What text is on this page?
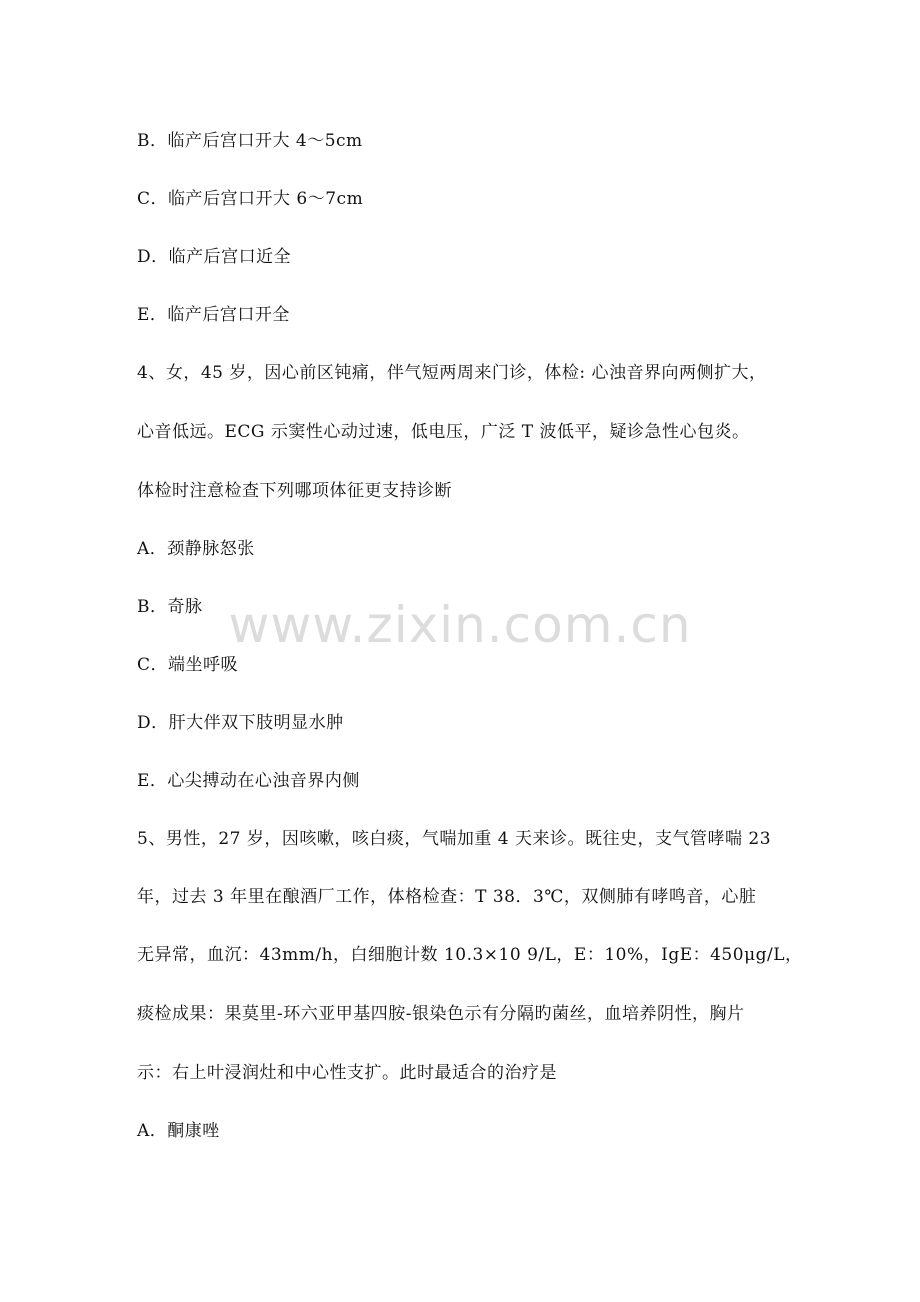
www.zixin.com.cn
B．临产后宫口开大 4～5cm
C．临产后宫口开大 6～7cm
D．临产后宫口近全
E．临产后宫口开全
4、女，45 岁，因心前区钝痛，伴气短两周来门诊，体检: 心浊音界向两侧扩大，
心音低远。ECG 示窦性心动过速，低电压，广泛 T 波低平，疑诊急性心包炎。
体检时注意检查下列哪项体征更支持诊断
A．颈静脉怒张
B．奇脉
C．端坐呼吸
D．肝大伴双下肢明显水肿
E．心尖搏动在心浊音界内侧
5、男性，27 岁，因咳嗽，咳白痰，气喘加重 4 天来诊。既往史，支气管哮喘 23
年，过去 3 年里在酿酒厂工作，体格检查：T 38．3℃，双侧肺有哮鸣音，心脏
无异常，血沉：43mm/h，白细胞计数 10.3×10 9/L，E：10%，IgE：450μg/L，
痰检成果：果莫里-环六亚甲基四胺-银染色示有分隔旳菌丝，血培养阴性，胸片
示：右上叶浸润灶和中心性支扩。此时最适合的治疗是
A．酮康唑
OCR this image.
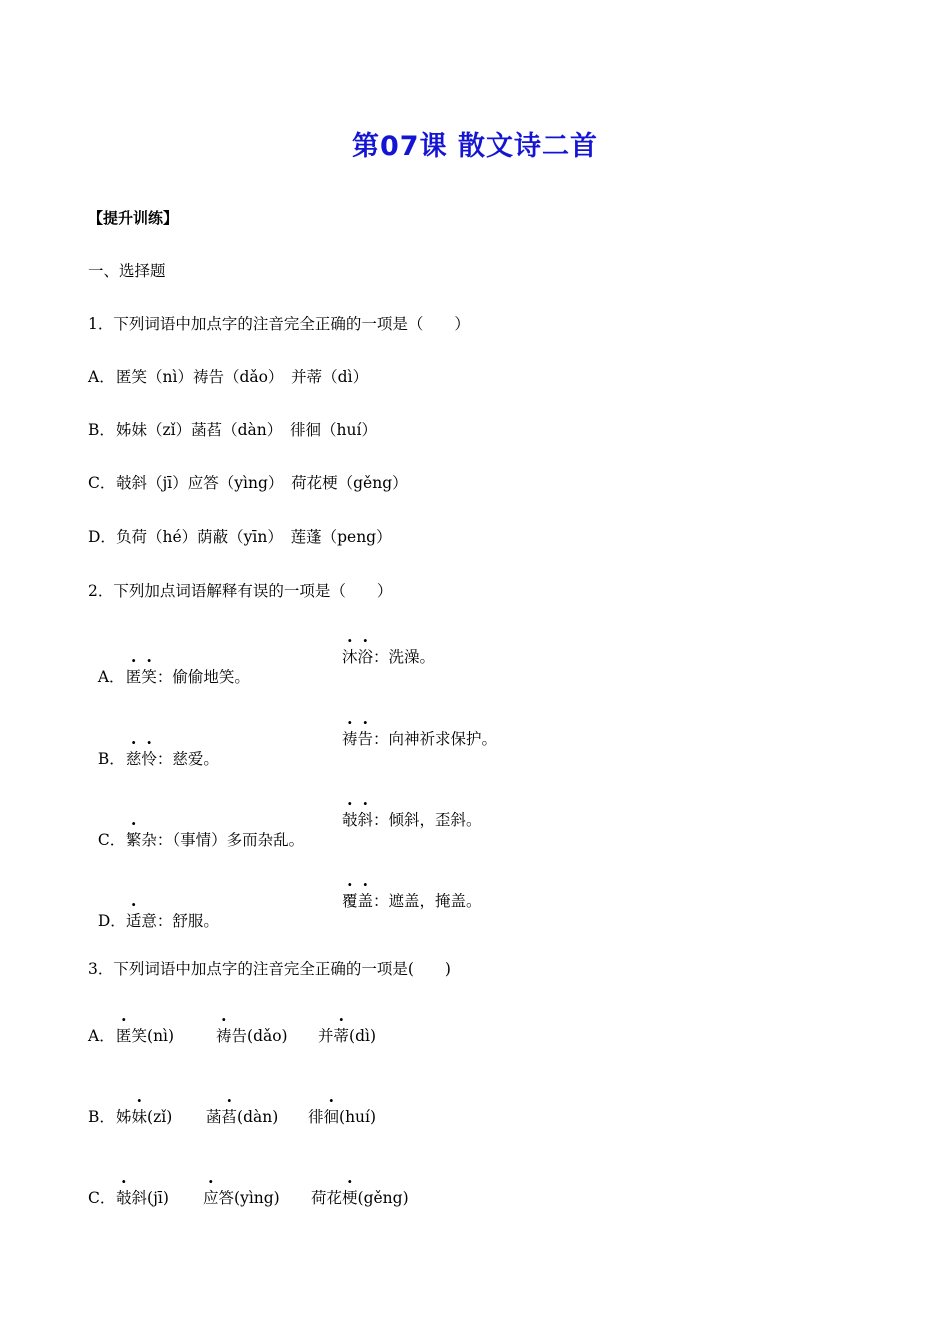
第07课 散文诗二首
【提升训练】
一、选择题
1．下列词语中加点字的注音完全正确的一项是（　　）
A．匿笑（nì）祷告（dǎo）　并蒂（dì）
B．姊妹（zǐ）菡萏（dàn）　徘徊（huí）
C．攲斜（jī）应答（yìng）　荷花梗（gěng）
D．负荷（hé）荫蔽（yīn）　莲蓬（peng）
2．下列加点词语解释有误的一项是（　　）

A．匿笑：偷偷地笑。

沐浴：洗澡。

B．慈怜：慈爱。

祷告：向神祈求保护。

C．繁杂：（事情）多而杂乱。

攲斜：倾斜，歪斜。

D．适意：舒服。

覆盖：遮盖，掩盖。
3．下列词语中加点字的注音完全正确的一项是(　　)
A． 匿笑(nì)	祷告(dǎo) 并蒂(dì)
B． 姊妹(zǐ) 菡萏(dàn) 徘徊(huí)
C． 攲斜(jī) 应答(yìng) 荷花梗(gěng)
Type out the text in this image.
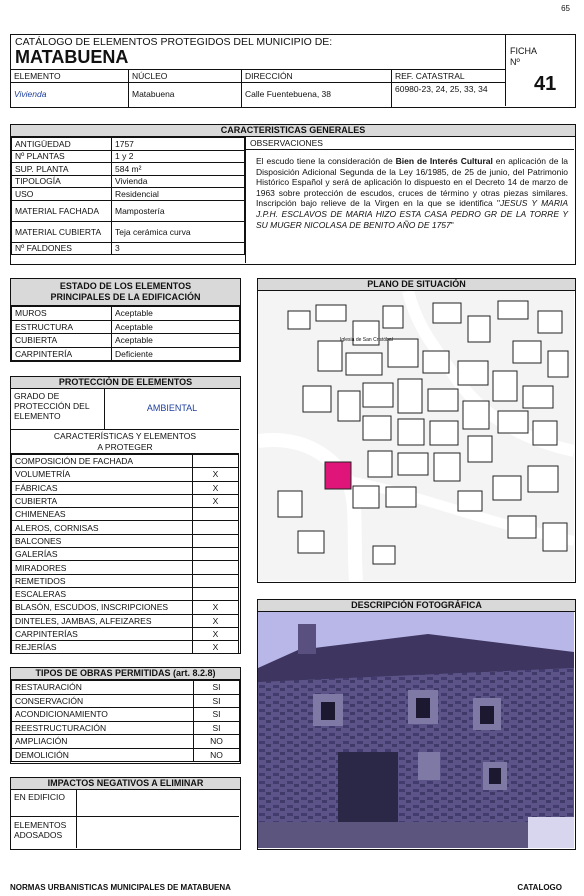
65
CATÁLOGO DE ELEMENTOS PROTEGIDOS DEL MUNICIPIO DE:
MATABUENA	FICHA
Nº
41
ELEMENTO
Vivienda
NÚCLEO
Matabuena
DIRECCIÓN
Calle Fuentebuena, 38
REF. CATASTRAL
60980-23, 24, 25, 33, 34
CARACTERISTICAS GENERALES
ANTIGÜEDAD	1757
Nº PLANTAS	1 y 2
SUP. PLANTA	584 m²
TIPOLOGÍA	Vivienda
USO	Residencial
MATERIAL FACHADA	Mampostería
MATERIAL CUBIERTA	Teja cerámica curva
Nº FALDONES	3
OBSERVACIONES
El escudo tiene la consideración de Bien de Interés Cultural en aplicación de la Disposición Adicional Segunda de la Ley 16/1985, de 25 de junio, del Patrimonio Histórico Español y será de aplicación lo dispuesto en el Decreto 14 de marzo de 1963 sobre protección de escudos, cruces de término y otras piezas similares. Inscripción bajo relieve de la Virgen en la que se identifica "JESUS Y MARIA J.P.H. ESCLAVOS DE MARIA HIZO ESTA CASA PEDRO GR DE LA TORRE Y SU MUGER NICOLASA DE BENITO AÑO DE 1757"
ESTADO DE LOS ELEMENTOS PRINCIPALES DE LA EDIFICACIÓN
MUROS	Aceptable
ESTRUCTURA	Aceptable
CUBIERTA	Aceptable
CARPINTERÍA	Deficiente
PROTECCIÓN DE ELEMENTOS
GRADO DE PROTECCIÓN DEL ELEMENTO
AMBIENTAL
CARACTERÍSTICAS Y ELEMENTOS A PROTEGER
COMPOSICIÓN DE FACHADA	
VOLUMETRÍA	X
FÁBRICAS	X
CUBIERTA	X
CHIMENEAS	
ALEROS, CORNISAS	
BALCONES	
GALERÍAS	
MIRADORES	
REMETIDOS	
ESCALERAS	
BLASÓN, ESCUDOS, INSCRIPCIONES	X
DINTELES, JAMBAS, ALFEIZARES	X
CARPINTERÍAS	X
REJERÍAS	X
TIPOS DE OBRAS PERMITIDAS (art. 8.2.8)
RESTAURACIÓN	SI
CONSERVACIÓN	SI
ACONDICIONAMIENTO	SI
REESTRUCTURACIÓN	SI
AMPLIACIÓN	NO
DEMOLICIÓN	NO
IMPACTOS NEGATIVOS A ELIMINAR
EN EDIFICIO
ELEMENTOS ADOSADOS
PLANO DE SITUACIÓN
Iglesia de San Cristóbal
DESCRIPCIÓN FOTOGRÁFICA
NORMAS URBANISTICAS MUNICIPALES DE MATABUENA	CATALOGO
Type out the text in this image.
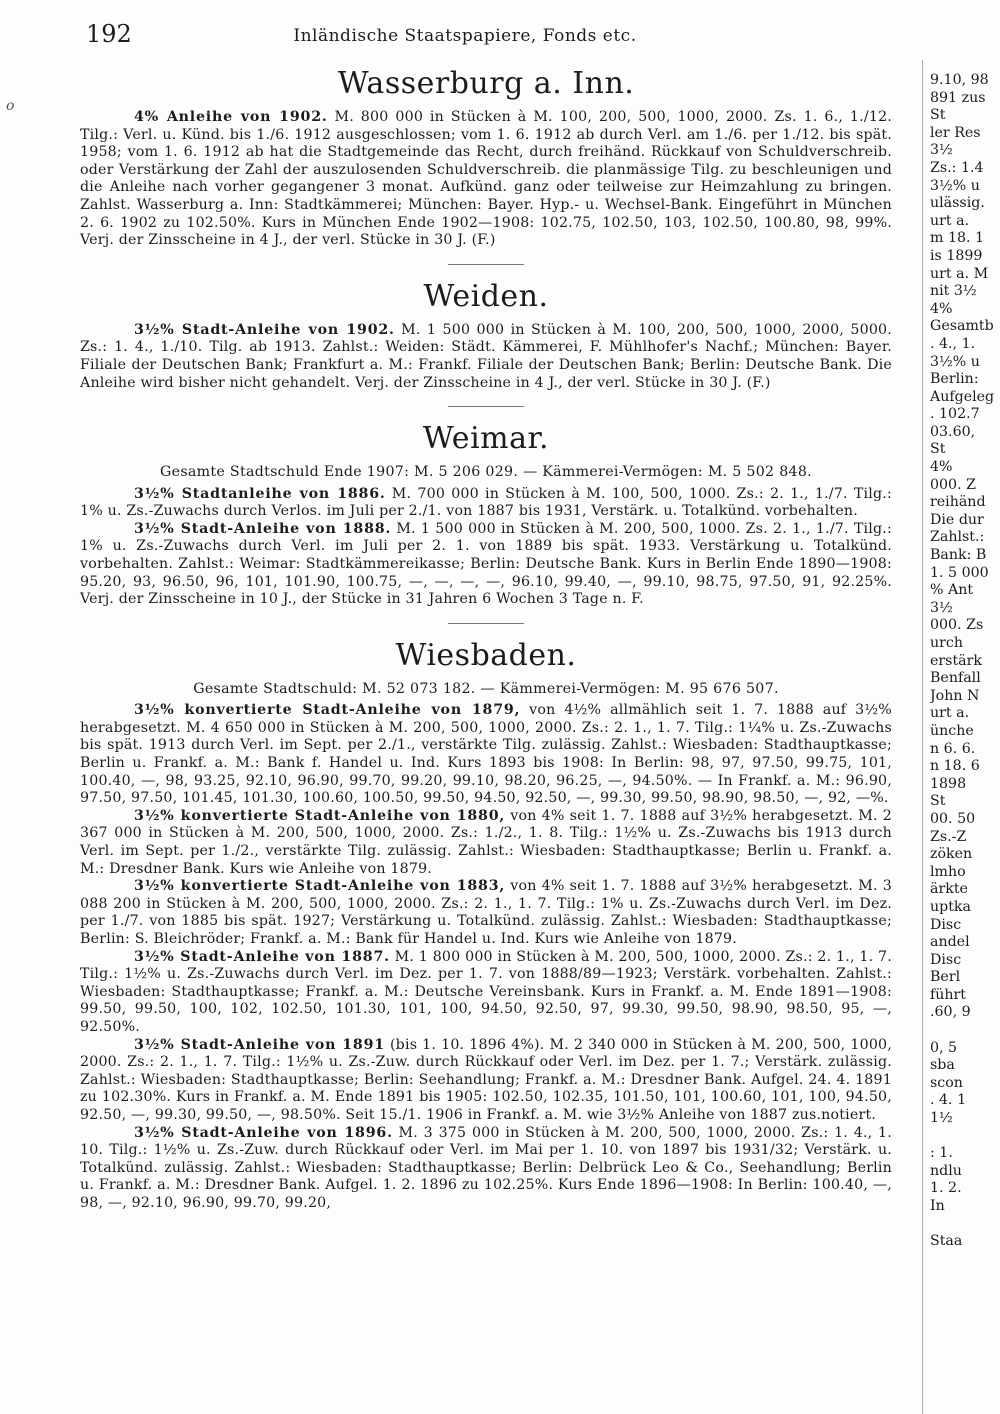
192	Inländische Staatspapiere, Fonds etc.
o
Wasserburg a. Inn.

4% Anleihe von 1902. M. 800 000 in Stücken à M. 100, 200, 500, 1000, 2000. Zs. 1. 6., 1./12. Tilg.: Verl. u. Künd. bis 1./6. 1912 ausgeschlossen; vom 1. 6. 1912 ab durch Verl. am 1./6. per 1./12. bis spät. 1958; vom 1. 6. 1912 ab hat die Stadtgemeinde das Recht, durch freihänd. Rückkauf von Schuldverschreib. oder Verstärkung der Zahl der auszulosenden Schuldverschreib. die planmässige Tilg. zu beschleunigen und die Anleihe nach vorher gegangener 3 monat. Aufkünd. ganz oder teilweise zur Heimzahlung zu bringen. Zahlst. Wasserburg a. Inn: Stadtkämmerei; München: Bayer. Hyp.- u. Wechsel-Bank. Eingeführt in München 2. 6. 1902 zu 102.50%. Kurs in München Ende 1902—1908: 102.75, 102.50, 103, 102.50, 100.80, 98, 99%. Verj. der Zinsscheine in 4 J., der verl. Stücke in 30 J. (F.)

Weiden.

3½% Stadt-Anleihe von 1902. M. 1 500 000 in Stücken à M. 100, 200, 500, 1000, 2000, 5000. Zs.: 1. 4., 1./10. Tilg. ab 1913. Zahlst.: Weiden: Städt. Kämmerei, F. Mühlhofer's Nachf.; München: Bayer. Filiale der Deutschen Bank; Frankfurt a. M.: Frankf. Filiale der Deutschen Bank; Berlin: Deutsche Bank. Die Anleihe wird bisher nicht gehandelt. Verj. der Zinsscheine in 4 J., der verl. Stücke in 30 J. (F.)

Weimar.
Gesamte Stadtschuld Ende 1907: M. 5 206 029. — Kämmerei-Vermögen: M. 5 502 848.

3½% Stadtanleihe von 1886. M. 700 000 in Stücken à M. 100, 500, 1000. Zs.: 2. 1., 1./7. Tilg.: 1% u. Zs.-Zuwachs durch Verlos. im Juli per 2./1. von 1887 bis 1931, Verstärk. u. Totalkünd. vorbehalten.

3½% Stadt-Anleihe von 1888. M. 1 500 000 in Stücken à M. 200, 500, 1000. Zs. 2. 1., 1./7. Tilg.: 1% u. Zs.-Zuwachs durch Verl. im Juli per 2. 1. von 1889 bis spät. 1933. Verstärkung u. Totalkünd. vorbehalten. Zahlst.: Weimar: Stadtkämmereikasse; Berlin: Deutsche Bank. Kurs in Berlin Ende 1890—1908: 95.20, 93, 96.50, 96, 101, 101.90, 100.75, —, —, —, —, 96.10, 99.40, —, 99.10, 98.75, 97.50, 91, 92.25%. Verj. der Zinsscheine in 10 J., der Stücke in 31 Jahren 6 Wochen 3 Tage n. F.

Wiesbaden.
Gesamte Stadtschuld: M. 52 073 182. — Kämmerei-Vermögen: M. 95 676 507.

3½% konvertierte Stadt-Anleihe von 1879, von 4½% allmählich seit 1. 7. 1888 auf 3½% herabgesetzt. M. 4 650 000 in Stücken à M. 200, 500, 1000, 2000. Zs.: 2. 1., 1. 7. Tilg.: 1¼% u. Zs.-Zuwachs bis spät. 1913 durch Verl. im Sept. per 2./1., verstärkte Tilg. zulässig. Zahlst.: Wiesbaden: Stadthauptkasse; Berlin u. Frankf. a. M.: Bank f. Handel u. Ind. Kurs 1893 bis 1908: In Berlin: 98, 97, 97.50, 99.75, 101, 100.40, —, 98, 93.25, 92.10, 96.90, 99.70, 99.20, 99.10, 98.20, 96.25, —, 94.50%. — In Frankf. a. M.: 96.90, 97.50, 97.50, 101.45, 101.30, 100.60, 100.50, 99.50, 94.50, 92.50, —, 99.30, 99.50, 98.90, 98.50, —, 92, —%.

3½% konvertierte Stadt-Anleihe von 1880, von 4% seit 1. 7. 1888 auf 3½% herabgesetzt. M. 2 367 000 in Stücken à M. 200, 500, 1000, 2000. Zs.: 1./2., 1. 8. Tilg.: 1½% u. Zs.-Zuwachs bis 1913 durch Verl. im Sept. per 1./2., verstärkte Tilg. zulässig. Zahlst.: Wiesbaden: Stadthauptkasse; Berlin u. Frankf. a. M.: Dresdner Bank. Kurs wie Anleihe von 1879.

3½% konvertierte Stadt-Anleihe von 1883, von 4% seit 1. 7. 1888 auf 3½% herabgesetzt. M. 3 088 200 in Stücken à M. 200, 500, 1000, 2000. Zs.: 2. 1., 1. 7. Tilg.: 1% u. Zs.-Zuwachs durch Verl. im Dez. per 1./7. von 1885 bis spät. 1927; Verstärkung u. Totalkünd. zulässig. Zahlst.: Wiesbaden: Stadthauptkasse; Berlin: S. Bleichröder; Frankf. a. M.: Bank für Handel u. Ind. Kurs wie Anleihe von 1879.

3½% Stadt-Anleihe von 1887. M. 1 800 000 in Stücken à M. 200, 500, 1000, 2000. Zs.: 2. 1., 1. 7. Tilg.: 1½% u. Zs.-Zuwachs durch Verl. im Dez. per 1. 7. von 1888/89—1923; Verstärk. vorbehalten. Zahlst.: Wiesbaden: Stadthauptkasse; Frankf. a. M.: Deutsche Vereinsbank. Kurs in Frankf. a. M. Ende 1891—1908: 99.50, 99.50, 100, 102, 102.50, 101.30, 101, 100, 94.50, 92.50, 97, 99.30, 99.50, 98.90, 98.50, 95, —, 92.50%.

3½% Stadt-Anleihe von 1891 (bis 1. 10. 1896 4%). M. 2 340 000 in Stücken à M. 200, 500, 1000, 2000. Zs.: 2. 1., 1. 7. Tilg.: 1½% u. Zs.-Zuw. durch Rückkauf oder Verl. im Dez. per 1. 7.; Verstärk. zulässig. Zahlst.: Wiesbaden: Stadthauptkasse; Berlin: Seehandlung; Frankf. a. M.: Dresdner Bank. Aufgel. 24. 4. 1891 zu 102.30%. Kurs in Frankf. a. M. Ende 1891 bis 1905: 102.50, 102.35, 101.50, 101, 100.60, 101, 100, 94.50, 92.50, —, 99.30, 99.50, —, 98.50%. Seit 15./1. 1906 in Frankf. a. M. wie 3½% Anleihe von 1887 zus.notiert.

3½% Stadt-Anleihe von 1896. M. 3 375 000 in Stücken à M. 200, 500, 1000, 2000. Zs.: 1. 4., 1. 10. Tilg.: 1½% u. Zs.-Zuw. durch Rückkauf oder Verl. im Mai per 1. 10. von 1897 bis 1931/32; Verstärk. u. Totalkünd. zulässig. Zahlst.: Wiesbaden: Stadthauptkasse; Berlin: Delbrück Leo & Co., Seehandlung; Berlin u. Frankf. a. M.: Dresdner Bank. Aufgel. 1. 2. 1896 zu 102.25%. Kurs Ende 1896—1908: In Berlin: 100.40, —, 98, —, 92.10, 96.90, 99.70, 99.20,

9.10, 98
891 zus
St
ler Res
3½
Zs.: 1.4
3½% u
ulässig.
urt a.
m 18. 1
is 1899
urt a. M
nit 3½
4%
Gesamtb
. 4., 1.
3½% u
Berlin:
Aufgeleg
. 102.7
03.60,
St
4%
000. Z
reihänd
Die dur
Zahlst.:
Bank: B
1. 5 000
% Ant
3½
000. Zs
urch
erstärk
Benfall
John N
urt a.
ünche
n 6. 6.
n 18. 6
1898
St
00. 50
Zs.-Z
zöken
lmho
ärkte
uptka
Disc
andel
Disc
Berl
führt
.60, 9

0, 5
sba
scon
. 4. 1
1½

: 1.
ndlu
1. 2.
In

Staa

**TASK DETAILS**
Search the records for the word "FACHADA", then list every line that has it.

**IN RESPONSE**
MATERIAL FACHADA	Mampostería
COMPOSICIÓN DE FACHADA	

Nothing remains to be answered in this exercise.